Written instruction: Write out every single entry exactly.

(Source records)
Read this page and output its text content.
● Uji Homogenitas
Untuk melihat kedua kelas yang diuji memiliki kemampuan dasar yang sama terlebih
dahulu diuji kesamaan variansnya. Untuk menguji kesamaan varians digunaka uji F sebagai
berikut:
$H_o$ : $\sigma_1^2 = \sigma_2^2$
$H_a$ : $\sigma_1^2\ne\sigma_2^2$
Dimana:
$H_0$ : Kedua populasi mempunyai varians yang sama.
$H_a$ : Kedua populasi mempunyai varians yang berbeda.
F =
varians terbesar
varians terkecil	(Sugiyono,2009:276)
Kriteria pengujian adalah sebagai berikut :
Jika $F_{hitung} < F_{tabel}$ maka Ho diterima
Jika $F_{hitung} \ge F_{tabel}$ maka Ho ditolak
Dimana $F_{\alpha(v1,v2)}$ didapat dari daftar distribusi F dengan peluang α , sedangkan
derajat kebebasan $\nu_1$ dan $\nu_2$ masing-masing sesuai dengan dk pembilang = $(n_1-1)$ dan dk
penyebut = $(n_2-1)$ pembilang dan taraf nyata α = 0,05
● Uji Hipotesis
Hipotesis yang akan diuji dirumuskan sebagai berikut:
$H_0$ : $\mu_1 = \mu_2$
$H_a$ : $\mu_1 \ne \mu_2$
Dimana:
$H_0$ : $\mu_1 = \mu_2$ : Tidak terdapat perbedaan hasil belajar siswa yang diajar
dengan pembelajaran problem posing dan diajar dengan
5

Solved exercise:
Read this page and output its text content.
● Uji Homogenitas
Untuk melihat kedua kelas yang diuji memiliki kemampuan dasar yang sama terlebih
dahulu diuji kesamaan variansnya. Untuk menguji kesamaan varians digunaka uji F sebagai
berikut:
$H_o$ : $\sigma_1^2 = \sigma_2^2$
$H_a$ : $\sigma_1^2\ne\sigma_2^2$
Dimana:
$H_0$ : Kedua populasi mempunyai varians yang sama.
$H_a$ : Kedua populasi mempunyai varians yang berbeda.
F =
varians terbesar
varians terkecil	(Sugiyono,2009:276)
Kriteria pengujian adalah sebagai berikut :
Jika $F_{hitung} < F_{tabel}$ maka Ho diterima
Jika $F_{hitung} \ge F_{tabel}$ maka Ho ditolak
Dimana $F_{\alpha(v1,v2)}$ didapat dari daftar distribusi F dengan peluang α , sedangkan
derajat kebebasan $\nu_1$ dan $\nu_2$ masing-masing sesuai dengan dk pembilang = $(n_1-1)$ dan dk
penyebut = $(n_2-1)$ pembilang dan taraf nyata α = 0,05
● Uji Hipotesis
Hipotesis yang akan diuji dirumuskan sebagai berikut:
$H_0$ : $\mu_1 = \mu_2$
$H_a$ : $\mu_1 \ne \mu_2$
Dimana:
$H_0$ : $\mu_1 = \mu_2$ : Tidak terdapat perbedaan hasil belajar siswa yang diajar
dengan pembelajaran problem posing dan diajar dengan
5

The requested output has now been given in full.